GIVEN PROBLEM ▸ Please recast all the lines below as a Markdown table with two columns, Row and Line, giving each line a row number in order and leaving out any blank lines.

MATERIAL FOR THE TASK ▸
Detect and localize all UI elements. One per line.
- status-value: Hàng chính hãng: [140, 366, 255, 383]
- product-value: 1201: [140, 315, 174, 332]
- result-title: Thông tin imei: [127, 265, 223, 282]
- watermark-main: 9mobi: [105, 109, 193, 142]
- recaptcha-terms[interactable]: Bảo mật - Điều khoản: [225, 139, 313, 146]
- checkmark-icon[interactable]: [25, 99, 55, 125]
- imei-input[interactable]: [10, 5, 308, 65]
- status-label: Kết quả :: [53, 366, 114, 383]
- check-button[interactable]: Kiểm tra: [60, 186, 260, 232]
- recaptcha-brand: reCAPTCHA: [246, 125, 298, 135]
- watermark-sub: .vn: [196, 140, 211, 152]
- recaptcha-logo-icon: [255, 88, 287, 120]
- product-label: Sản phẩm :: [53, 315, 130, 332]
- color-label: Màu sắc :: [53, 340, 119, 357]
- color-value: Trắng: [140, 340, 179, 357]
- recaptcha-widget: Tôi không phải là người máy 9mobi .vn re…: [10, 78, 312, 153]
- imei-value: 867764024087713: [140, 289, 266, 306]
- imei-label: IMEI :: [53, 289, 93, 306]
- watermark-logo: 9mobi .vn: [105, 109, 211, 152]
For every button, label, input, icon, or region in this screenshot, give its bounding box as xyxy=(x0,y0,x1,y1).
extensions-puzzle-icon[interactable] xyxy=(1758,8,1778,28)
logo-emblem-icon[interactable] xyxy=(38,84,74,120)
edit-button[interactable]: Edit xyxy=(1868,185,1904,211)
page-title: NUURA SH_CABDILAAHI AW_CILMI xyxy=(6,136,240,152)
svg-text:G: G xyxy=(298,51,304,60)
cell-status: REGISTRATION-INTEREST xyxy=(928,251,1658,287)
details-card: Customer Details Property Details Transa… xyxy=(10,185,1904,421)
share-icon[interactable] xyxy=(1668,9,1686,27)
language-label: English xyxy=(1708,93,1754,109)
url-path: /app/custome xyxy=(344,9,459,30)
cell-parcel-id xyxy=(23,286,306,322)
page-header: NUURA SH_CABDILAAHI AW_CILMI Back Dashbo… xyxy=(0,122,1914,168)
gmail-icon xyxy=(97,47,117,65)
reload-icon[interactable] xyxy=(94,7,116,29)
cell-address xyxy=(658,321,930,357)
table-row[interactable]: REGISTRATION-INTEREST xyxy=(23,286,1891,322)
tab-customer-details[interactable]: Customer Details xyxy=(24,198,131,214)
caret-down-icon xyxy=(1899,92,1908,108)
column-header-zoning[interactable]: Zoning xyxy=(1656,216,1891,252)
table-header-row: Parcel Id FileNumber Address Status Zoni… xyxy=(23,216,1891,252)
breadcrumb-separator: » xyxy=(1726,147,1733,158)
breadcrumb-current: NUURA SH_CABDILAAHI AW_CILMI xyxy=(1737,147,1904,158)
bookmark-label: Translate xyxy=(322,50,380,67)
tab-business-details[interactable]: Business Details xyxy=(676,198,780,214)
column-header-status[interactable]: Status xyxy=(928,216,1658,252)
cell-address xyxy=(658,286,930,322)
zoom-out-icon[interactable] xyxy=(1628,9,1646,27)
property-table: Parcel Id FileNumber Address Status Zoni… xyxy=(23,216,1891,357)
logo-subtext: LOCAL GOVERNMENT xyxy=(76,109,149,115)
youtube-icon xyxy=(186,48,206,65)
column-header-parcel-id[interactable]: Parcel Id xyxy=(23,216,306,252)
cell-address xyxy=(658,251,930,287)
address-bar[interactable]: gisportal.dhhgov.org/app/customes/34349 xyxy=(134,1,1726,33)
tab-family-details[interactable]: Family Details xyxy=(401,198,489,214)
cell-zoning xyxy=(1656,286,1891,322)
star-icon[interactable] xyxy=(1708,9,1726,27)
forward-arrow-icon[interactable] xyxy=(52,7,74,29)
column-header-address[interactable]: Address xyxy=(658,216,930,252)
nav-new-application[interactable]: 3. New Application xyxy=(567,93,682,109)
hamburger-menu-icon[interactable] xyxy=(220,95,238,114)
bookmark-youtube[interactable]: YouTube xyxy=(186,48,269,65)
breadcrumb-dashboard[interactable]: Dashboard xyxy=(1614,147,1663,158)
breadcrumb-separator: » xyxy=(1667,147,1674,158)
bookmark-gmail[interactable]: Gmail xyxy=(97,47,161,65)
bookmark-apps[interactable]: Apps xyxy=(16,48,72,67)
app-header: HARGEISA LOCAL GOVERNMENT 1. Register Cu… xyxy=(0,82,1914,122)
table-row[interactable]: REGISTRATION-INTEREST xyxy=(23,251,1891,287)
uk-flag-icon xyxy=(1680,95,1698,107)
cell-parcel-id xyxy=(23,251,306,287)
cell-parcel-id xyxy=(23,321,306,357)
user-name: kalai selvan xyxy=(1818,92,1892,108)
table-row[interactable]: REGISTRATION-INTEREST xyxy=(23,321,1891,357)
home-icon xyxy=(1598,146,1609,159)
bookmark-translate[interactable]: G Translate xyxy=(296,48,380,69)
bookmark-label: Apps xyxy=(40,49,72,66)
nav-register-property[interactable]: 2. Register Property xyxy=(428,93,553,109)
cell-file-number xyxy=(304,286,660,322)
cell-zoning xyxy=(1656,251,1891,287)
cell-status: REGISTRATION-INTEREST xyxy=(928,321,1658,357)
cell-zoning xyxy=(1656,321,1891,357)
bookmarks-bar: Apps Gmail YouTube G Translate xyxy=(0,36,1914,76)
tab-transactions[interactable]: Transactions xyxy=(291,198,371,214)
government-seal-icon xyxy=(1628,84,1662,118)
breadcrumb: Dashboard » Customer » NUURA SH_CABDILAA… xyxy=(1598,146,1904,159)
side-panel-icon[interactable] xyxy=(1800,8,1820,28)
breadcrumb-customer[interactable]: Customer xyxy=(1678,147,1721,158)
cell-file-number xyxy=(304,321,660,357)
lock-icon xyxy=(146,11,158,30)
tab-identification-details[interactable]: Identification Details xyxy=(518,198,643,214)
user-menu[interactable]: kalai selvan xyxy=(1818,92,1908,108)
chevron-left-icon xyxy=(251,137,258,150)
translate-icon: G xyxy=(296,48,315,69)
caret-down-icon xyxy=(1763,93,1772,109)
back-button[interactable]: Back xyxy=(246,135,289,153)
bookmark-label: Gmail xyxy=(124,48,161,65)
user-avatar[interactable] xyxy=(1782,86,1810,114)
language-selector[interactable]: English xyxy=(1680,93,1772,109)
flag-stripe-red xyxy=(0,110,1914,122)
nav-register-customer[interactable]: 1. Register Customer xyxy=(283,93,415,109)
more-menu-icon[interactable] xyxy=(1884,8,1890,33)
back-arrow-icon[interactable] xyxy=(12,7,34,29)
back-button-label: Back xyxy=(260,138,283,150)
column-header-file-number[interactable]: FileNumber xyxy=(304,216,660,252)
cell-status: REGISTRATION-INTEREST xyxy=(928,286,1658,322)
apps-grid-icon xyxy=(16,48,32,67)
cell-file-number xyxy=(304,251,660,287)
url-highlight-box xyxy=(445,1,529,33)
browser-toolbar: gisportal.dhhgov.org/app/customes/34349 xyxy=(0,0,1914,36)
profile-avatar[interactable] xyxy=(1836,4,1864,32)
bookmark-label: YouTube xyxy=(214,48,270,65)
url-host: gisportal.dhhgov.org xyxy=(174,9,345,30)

RESPONSE TO THIS EXERCISE ▸
| Row | Line |
|---|---|
| 1 | Detect and localize all UI elements. One per line. |
| 2 | - status-value: Hàng chính hãng: [140, 366, 255, 383] |
| 3 | - product-value: 1201: [140, 315, 174, 332] |
| 4 | - result-title: Thông tin imei: [127, 265, 223, 282] |
| 5 | - watermark-main: 9mobi: [105, 109, 193, 142] |
| 6 | - recaptcha-terms[interactable]: Bảo mật - Điều khoản: [225, 139, 313, 146] |
| 7 | - checkmark-icon[interactable]: [25, 99, 55, 125] |
| 8 | - imei-input[interactable]: [10, 5, 308, 65] |
| 9 | - status-label: Kết quả :: [53, 366, 114, 383] |
| 10 | - check-button[interactable]: Kiểm tra: [60, 186, 260, 232] |
| 11 | - recaptcha-brand: reCAPTCHA: [246, 125, 298, 135] |
| 12 | - watermark-sub: .vn: [196, 140, 211, 152] |
| 13 | - recaptcha-logo-icon: [255, 88, 287, 120] |
| 14 | - product-label: Sản phẩm :: [53, 315, 130, 332] |
| 15 | - color-label: Màu sắc :: [53, 340, 119, 357] |
| 16 | - color-value: Trắng: [140, 340, 179, 357] |
| 17 | - recaptcha-widget: Tôi không phải là người máy 9mobi .vn re…: [10, 78, 312, 153] |
| 18 | - imei-value: 867764024087713: [140, 289, 266, 306] |
| 19 | - imei-label: IMEI :: [53, 289, 93, 306] |
| 20 | - watermark-logo: 9mobi .vn: [105, 109, 211, 152] |
| 21 | For every button, label, input, icon, or region in this screenshot, give its bounding box as xyxy=(x0,y0,x1,y1). |
| 22 | extensions-puzzle-icon[interactable] xyxy=(1758,8,1778,28) |
| 23 | logo-emblem-icon[interactable] xyxy=(38,84,74,120) |
| 24 | edit-button[interactable]: Edit xyxy=(1868,185,1904,211) |
| 25 | page-title: NUURA SH_CABDILAAHI AW_CILMI xyxy=(6,136,240,152) |
| 26 | svg-text:G: G xyxy=(298,51,304,60) |
| 27 | cell-status: REGISTRATION-INTEREST xyxy=(928,251,1658,287) |
| 28 | details-card: Customer Details Property Details Transa… xyxy=(10,185,1904,421) |
| 29 | share-icon[interactable] xyxy=(1668,9,1686,27) |
| 30 | language-label: English xyxy=(1708,93,1754,109) |
| 31 | url-path: /app/custome xyxy=(344,9,459,30) |
| 32 | cell-parcel-id xyxy=(23,286,306,322) |
| 33 | page-header: NUURA SH_CABDILAAHI AW_CILMI Back Dashbo… xyxy=(0,122,1914,168) |
| 34 | gmail-icon xyxy=(97,47,117,65) |
| 35 | reload-icon[interactable] xyxy=(94,7,116,29) |
| 36 | cell-address xyxy=(658,321,930,357) |
| 37 | table-row[interactable]: REGISTRATION-INTEREST xyxy=(23,286,1891,322) |
| 38 | tab-customer-details[interactable]: Customer Details xyxy=(24,198,131,214) |
| 39 | caret-down-icon xyxy=(1899,92,1908,108) |
| 40 | column-header-zoning[interactable]: Zoning xyxy=(1656,216,1891,252) |
| 41 | table-header-row: Parcel Id FileNumber Address Status Zoni… xyxy=(23,216,1891,252) |
| 42 | breadcrumb-separator: » xyxy=(1726,147,1733,158) |
| 43 | breadcrumb-current: NUURA SH_CABDILAAHI AW_CILMI xyxy=(1737,147,1904,158) |
| 44 | bookmark-label: Translate xyxy=(322,50,380,67) |
| 45 | tab-business-details[interactable]: Business Details xyxy=(676,198,780,214) |
| 46 | column-header-status[interactable]: Status xyxy=(928,216,1658,252) |
| 47 | cell-address xyxy=(658,286,930,322) |
| 48 | zoom-out-icon[interactable] xyxy=(1628,9,1646,27) |
| 49 | property-table: Parcel Id FileNumber Address Status Zoni… xyxy=(23,216,1891,357) |
| 50 | logo-subtext: LOCAL GOVERNMENT xyxy=(76,109,149,115) |
| 51 | youtube-icon xyxy=(186,48,206,65) |
| 52 | column-header-parcel-id[interactable]: Parcel Id xyxy=(23,216,306,252) |
| 53 | cell-address xyxy=(658,251,930,287) |
| 54 | address-bar[interactable]: gisportal.dhhgov.org/app/customes/34349 xyxy=(134,1,1726,33) |
| 55 | tab-family-details[interactable]: Family Details xyxy=(401,198,489,214) |
| 56 | cell-zoning xyxy=(1656,286,1891,322) |
| 57 | star-icon[interactable] xyxy=(1708,9,1726,27) |
| 58 | forward-arrow-icon[interactable] xyxy=(52,7,74,29) |
| 59 | column-header-address[interactable]: Address xyxy=(658,216,930,252) |
| 60 | nav-new-application[interactable]: 3. New Application xyxy=(567,93,682,109) |
| 61 | hamburger-menu-icon[interactable] xyxy=(220,95,238,114) |
| 62 | bookmark-youtube[interactable]: YouTube xyxy=(186,48,269,65) |
| 63 | breadcrumb-dashboard[interactable]: Dashboard xyxy=(1614,147,1663,158) |
| 64 | breadcrumb-separator: » xyxy=(1667,147,1674,158) |
| 65 | bookmark-gmail[interactable]: Gmail xyxy=(97,47,161,65) |
| 66 | bookmark-apps[interactable]: Apps xyxy=(16,48,72,67) |
| 67 | app-header: HARGEISA LOCAL GOVERNMENT 1. Register Cu… xyxy=(0,82,1914,122) |
| 68 | table-row[interactable]: REGISTRATION-INTEREST xyxy=(23,251,1891,287) |
| 69 | uk-flag-icon xyxy=(1680,95,1698,107) |
| 70 | cell-parcel-id xyxy=(23,251,306,287) |
| 71 | cell-parcel-id xyxy=(23,321,306,357) |
| 72 | user-name: kalai selvan xyxy=(1818,92,1892,108) |
| 73 | table-row[interactable]: REGISTRATION-INTEREST xyxy=(23,321,1891,357) |
| 74 | home-icon xyxy=(1598,146,1609,159) |
| 75 | bookmark-translate[interactable]: G Translate xyxy=(296,48,380,69) |
| 76 | bookmark-label: Apps xyxy=(40,49,72,66) |
| 77 | nav-register-property[interactable]: 2. Register Property xyxy=(428,93,553,109) |
| 78 | cell-file-number xyxy=(304,286,660,322) |
| 79 | cell-zoning xyxy=(1656,251,1891,287) |
| 80 | cell-status: REGISTRATION-INTEREST xyxy=(928,321,1658,357) |
| 81 | cell-zoning xyxy=(1656,321,1891,357) |
| 82 | bookmarks-bar: Apps Gmail YouTube G Translate xyxy=(0,36,1914,76) |
| 83 | tab-transactions[interactable]: Transactions xyxy=(291,198,371,214) |
| 84 | government-seal-icon xyxy=(1628,84,1662,118) |
| 85 | breadcrumb: Dashboard » Customer » NUURA SH_CABDILAA… xyxy=(1598,146,1904,159) |
| 86 | side-panel-icon[interactable] xyxy=(1800,8,1820,28) |
| 87 | breadcrumb-customer[interactable]: Customer xyxy=(1678,147,1721,158) |
| 88 | cell-file-number xyxy=(304,321,660,357) |
| 89 | lock-icon xyxy=(146,11,158,30) |
| 90 | tab-identification-details[interactable]: Identification Details xyxy=(518,198,643,214) |
| 91 | user-menu[interactable]: kalai selvan xyxy=(1818,92,1908,108) |
| 92 | chevron-left-icon xyxy=(251,137,258,150) |
| 93 | translate-icon: G xyxy=(296,48,315,69) |
| 94 | caret-down-icon xyxy=(1763,93,1772,109) |
| 95 | back-button[interactable]: Back xyxy=(246,135,289,153) |
| 96 | bookmark-label: Gmail xyxy=(124,48,161,65) |
| 97 | user-avatar[interactable] xyxy=(1782,86,1810,114) |
| 98 | language-selector[interactable]: English xyxy=(1680,93,1772,109) |
| 99 | flag-stripe-red xyxy=(0,110,1914,122) |
| 100 | nav-register-customer[interactable]: 1. Register Customer xyxy=(283,93,415,109) |
| 101 | more-menu-icon[interactable] xyxy=(1884,8,1890,33) |
| 102 | back-arrow-icon[interactable] xyxy=(12,7,34,29) |
| 103 | back-button-label: Back xyxy=(260,138,283,150) |
| 104 | column-header-file-number[interactable]: FileNumber xyxy=(304,216,660,252) |
| 105 | cell-status: REGISTRATION-INTEREST xyxy=(928,286,1658,322) |
| 106 | apps-grid-icon xyxy=(16,48,32,67) |
| 107 | cell-file-number xyxy=(304,251,660,287) |
| 108 | url-highlight-box xyxy=(445,1,529,33) |
| 109 | browser-toolbar: gisportal.dhhgov.org/app/customes/34349 xyxy=(0,0,1914,36) |
| 110 | profile-avatar[interactable] xyxy=(1836,4,1864,32) |
| 111 | bookmark-label: YouTube xyxy=(214,48,270,65) |
| 112 | url-host: gisportal.dhhgov.org xyxy=(174,9,345,30) |